[Begin Raw records]

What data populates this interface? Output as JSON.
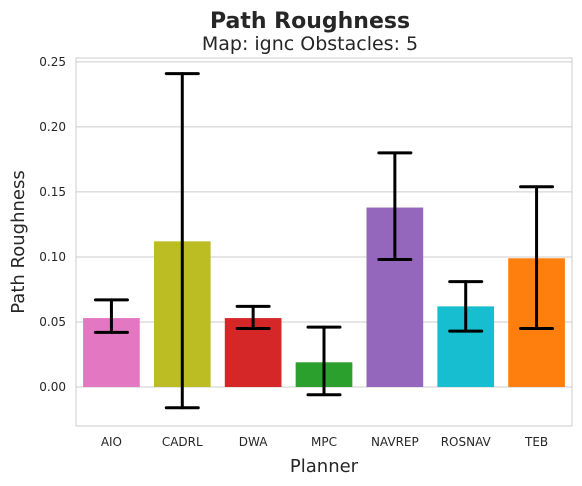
{
  "chart_data": {
    "type": "bar",
    "title": "Path Roughness",
    "subtitle": "Map: ignc Obstacles: 5",
    "xlabel": "Planner",
    "ylabel": "Path Roughness",
    "ylim": [
      -0.03,
      0.253
    ],
    "yticks": [
      "0.00",
      "0.05",
      "0.10",
      "0.15",
      "0.20",
      "0.25"
    ],
    "ytick_values": [
      0.0,
      0.05,
      0.1,
      0.15,
      0.2,
      0.25
    ],
    "grid": true,
    "categories": [
      "AIO",
      "CADRL",
      "DWA",
      "MPC",
      "NAVREP",
      "ROSNAV",
      "TEB"
    ],
    "values": [
      0.053,
      0.112,
      0.053,
      0.019,
      0.138,
      0.062,
      0.099
    ],
    "error_low": [
      0.042,
      -0.016,
      0.045,
      -0.006,
      0.098,
      0.043,
      0.045
    ],
    "error_high": [
      0.067,
      0.241,
      0.062,
      0.046,
      0.18,
      0.081,
      0.154
    ],
    "colors": [
      "#e377c2",
      "#bcbd22",
      "#d62728",
      "#2ca02c",
      "#9467bd",
      "#17becf",
      "#ff7f0e"
    ],
    "grid_color": "#cccccc",
    "frame_color": "#cccccc",
    "errorbar_color": "#000000"
  }
}
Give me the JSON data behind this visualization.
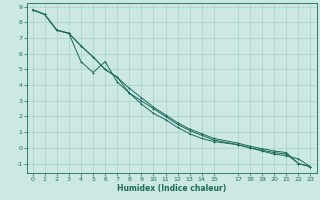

[End Raw records]

■ **What to work on**
Are you able to set down all the lines above exactly, without any pictures?

■ **The result**
What data populates this interface? Output as JSON.
{
  "chart_data": {
    "type": "bar",
    "title": "Path Roughness",
    "subtitle": "Map: ignc Obstacles: 5",
    "xlabel": "Planner",
    "ylabel": "Path Roughness",
    "ylim": [
      -0.03,
      0.253
    ],
    "yticks": [
      "0.00",
      "0.05",
      "0.10",
      "0.15",
      "0.20",
      "0.25"
    ],
    "ytick_values": [
      0.0,
      0.05,
      0.1,
      0.15,
      0.2,
      0.25
    ],
    "grid": true,
    "categories": [
      "AIO",
      "CADRL",
      "DWA",
      "MPC",
      "NAVREP",
      "ROSNAV",
      "TEB"
    ],
    "values": [
      0.053,
      0.112,
      0.053,
      0.019,
      0.138,
      0.062,
      0.099
    ],
    "error_low": [
      0.042,
      -0.016,
      0.045,
      -0.006,
      0.098,
      0.043,
      0.045
    ],
    "error_high": [
      0.067,
      0.241,
      0.062,
      0.046,
      0.18,
      0.081,
      0.154
    ],
    "colors": [
      "#e377c2",
      "#bcbd22",
      "#d62728",
      "#2ca02c",
      "#9467bd",
      "#17becf",
      "#ff7f0e"
    ],
    "grid_color": "#cccccc",
    "frame_color": "#cccccc",
    "errorbar_color": "#000000"
  }
}
Give me the JSON data behind this visualization.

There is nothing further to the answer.